**REQUIREMENTS:** Write out each line of the material again, word for word.

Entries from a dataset
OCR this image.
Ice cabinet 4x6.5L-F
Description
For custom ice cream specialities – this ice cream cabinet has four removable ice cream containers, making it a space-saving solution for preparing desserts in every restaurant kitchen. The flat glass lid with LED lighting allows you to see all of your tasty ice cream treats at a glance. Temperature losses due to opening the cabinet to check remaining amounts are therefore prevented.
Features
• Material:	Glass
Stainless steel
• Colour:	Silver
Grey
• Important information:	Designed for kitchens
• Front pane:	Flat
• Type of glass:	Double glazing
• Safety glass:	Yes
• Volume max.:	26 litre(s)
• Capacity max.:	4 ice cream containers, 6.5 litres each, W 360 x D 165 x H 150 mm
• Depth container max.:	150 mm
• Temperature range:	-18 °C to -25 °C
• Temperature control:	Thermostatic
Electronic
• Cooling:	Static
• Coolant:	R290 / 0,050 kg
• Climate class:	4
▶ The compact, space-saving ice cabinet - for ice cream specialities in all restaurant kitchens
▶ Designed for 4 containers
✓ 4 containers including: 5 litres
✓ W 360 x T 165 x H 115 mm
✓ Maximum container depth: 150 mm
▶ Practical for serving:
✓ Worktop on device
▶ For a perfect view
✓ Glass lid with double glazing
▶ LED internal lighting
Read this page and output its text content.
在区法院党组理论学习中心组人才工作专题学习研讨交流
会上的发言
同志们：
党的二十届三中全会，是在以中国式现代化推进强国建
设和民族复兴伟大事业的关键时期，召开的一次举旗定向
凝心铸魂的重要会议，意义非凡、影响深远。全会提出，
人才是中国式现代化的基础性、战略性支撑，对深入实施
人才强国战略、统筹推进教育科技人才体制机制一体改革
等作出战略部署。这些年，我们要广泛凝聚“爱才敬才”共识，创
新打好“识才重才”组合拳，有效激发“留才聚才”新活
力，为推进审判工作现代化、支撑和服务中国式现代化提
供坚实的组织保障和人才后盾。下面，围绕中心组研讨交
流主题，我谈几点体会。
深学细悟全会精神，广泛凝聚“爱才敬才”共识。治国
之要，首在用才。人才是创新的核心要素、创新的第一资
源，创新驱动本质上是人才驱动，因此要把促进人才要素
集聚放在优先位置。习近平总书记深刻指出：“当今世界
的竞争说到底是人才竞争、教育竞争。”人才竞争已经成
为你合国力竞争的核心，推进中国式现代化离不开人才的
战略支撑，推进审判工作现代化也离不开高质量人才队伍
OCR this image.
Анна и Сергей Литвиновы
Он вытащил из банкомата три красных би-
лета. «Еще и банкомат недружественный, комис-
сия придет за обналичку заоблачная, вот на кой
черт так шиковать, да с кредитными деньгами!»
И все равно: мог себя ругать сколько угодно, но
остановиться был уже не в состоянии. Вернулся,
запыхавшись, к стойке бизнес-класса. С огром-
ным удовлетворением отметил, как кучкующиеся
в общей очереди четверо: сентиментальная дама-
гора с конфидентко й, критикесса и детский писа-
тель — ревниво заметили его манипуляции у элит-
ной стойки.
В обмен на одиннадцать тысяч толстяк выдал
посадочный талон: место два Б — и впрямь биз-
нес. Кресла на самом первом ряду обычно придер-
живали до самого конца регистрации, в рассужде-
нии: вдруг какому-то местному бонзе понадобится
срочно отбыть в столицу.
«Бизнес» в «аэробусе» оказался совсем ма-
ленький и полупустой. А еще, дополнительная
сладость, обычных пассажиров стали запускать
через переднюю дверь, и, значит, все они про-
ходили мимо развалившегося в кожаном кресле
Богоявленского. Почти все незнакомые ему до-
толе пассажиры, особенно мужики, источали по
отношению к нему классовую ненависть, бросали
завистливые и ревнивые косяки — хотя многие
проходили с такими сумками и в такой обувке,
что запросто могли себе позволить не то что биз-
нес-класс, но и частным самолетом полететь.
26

**SOLUTION TO THIS EXERCISE:**
OCR this image.
Ice cabinet 4x6.5L-F
Description
For custom ice cream specialities – this ice cream cabinet has four removable ice cream containers, making it a space-saving solution for preparing desserts in every restaurant kitchen. The flat glass lid with LED lighting allows you to see all of your tasty ice cream treats at a glance. Temperature losses due to opening the cabinet to check remaining amounts are therefore prevented.
Features
• Material:	Glass
Stainless steel
• Colour:	Silver
Grey
• Important information:	Designed for kitchens
• Front pane:	Flat
• Type of glass:	Double glazing
• Safety glass:	Yes
• Volume max.:	26 litre(s)
• Capacity max.:	4 ice cream containers, 6.5 litres each, W 360 x D 165 x H 150 mm
• Depth container max.:	150 mm
• Temperature range:	-18 °C to -25 °C
• Temperature control:	Thermostatic
Electronic
• Cooling:	Static
• Coolant:	R290 / 0,050 kg
• Climate class:	4
▶ The compact, space-saving ice cabinet - for ice cream specialities in all restaurant kitchens
▶ Designed for 4 containers
✓ 4 containers including: 5 litres
✓ W 360 x T 165 x H 115 mm
✓ Maximum container depth: 150 mm
▶ Practical for serving:
✓ Worktop on device
▶ For a perfect view
✓ Glass lid with double glazing
▶ LED internal lighting
Read this page and output its text content.
在区法院党组理论学习中心组人才工作专题学习研讨交流
会上的发言
同志们：
党的二十届三中全会，是在以中国式现代化推进强国建
设和民族复兴伟大事业的关键时期，召开的一次举旗定向
凝心铸魂的重要会议，意义非凡、影响深远。全会提出，
人才是中国式现代化的基础性、战略性支撑，对深入实施
人才强国战略、统筹推进教育科技人才体制机制一体改革
等作出战略部署。这些年，我们要广泛凝聚“爱才敬才”共识，创
新打好“识才重才”组合拳，有效激发“留才聚才”新活
力，为推进审判工作现代化、支撑和服务中国式现代化提
供坚实的组织保障和人才后盾。下面，围绕中心组研讨交
流主题，我谈几点体会。
深学细悟全会精神，广泛凝聚“爱才敬才”共识。治国
之要，首在用才。人才是创新的核心要素、创新的第一资
源，创新驱动本质上是人才驱动，因此要把促进人才要素
集聚放在优先位置。习近平总书记深刻指出：“当今世界
的竞争说到底是人才竞争、教育竞争。”人才竞争已经成
为你合国力竞争的核心，推进中国式现代化离不开人才的
战略支撑，推进审判工作现代化也离不开高质量人才队伍
OCR this image.
Анна и Сергей Литвиновы
Он вытащил из банкомата три красных би-
лета. «Еще и банкомат недружественный, комис-
сия придет за обналичку заоблачная, вот на кой
черт так шиковать, да с кредитными деньгами!»
И все равно: мог себя ругать сколько угодно, но
остановиться был уже не в состоянии. Вернулся,
запыхавшись, к стойке бизнес-класса. С огром-
ным удовлетворением отметил, как кучкующиеся
в общей очереди четверо: сентиментальная дама-
гора с конфидентко й, критикесса и детский писа-
тель — ревниво заметили его манипуляции у элит-
ной стойки.
В обмен на одиннадцать тысяч толстяк выдал
посадочный талон: место два Б — и впрямь биз-
нес. Кресла на самом первом ряду обычно придер-
живали до самого конца регистрации, в рассужде-
нии: вдруг какому-то местному бонзе понадобится
срочно отбыть в столицу.
«Бизнес» в «аэробусе» оказался совсем ма-
ленький и полупустой. А еще, дополнительная
сладость, обычных пассажиров стали запускать
через переднюю дверь, и, значит, все они про-
ходили мимо развалившегося в кожаном кресле
Богоявленского. Почти все незнакомые ему до-
толе пассажиры, особенно мужики, источали по
отношению к нему классовую ненависть, бросали
завистливые и ревнивые косяки — хотя многие
проходили с такими сумками и в такой обувке,
что запросто могли себе позволить не то что биз-
нес-класс, но и частным самолетом полететь.
26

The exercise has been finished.